#### SHORT TASK:
Find the lines holding "sqlmap" and copy them.

#### WORKING DATA:
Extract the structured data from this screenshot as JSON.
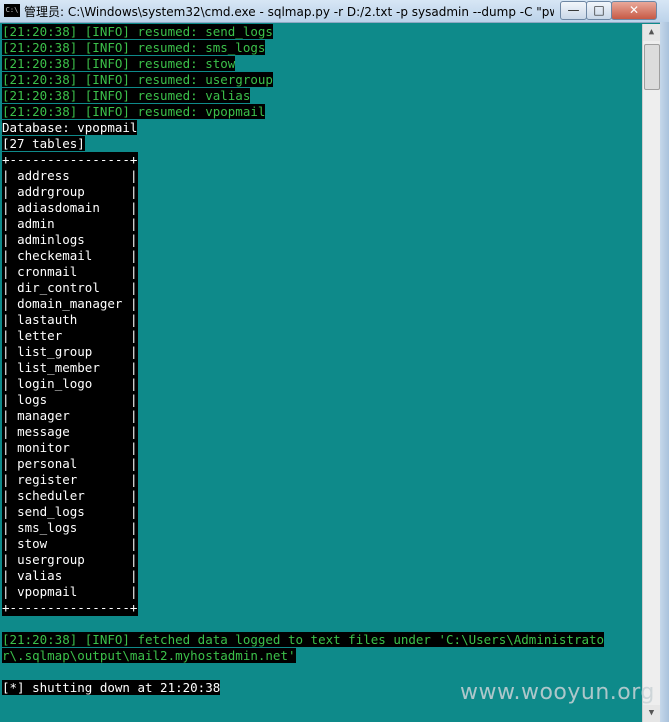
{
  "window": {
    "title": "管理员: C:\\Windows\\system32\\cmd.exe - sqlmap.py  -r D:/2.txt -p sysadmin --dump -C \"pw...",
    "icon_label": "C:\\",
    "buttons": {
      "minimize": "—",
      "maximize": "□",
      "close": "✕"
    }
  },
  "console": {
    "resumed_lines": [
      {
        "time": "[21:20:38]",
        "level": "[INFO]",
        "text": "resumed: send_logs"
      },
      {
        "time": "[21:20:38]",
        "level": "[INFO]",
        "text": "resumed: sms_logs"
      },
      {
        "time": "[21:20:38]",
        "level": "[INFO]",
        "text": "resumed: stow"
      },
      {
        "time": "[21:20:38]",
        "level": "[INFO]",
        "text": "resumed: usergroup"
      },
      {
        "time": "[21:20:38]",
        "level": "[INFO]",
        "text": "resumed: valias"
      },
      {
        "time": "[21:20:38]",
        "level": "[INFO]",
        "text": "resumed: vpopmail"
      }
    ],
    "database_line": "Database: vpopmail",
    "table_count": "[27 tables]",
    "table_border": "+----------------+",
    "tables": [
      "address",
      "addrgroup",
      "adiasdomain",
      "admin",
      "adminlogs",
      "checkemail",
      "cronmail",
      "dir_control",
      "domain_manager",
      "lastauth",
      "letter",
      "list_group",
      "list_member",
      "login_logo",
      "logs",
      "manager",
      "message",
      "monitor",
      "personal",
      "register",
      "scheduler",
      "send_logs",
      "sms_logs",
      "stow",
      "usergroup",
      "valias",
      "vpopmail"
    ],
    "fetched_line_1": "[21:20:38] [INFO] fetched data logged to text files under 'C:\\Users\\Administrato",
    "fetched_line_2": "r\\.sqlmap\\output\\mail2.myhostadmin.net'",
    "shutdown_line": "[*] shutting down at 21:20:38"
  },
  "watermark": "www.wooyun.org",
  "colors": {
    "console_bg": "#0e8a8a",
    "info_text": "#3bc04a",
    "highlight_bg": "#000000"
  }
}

* * *

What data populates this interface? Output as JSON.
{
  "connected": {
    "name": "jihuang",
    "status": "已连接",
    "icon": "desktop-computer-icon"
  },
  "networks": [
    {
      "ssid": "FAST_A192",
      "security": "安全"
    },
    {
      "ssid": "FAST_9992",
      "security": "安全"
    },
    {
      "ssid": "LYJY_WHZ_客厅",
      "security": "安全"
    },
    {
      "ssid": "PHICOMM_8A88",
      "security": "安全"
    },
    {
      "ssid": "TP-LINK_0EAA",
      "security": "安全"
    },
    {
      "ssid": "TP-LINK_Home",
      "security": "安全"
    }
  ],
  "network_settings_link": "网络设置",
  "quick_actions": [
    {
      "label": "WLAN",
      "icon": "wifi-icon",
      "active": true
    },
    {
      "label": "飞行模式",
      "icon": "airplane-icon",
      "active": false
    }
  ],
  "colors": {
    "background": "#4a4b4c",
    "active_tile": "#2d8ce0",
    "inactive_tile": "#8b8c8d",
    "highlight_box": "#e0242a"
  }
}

#### REPLY TO THE EXERCISE:
    "title": "管理员: C:\\Windows\\system32\\cmd.exe - sqlmap.py  -r D:/2.txt -p sysadmin --dump -C \"pw...",
    "fetched_line_2": "r\\.sqlmap\\output\\mail2.myhostadmin.net'",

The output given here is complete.